**Short task:** Check each line of the records below and collect those holding "Kedah".

Dataset entries
◇ ◇ ◇ ◇

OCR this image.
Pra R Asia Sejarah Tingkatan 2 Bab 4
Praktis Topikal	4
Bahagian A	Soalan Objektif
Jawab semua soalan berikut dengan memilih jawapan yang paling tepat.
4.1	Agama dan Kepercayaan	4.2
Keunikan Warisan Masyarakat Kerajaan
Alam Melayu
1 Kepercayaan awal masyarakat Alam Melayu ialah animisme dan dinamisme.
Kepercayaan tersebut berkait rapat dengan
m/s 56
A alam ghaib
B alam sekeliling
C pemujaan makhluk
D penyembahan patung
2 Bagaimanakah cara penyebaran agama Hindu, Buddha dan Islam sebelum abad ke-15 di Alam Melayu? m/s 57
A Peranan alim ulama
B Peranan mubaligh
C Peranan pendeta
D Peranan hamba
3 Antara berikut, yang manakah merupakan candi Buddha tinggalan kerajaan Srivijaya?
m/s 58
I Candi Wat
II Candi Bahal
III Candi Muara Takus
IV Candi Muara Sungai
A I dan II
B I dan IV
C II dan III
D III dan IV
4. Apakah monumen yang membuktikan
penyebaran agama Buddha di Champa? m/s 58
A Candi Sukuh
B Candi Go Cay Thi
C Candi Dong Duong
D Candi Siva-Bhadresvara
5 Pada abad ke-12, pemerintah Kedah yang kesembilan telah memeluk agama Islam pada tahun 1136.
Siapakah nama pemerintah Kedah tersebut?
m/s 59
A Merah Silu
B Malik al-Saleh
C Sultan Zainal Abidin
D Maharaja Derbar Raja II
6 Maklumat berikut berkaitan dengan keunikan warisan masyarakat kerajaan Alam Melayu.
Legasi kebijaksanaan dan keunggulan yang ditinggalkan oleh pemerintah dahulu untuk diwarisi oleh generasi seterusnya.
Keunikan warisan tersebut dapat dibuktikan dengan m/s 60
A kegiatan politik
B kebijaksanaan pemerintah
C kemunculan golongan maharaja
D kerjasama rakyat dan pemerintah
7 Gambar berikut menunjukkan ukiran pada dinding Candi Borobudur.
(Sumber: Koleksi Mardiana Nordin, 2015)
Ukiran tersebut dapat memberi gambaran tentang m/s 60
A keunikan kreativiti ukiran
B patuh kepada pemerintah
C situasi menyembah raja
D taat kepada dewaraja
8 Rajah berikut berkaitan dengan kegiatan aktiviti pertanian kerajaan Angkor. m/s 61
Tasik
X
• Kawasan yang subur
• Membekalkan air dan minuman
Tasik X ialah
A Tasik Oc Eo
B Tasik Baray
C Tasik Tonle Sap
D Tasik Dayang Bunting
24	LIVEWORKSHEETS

◇ ◇ ◇ ◇

**Result:**
5 Pada abad ke-12, pemerintah Kedah yang kesembilan telah memeluk agama Islam pada tahun 1136.
Siapakah nama pemerintah Kedah tersebut?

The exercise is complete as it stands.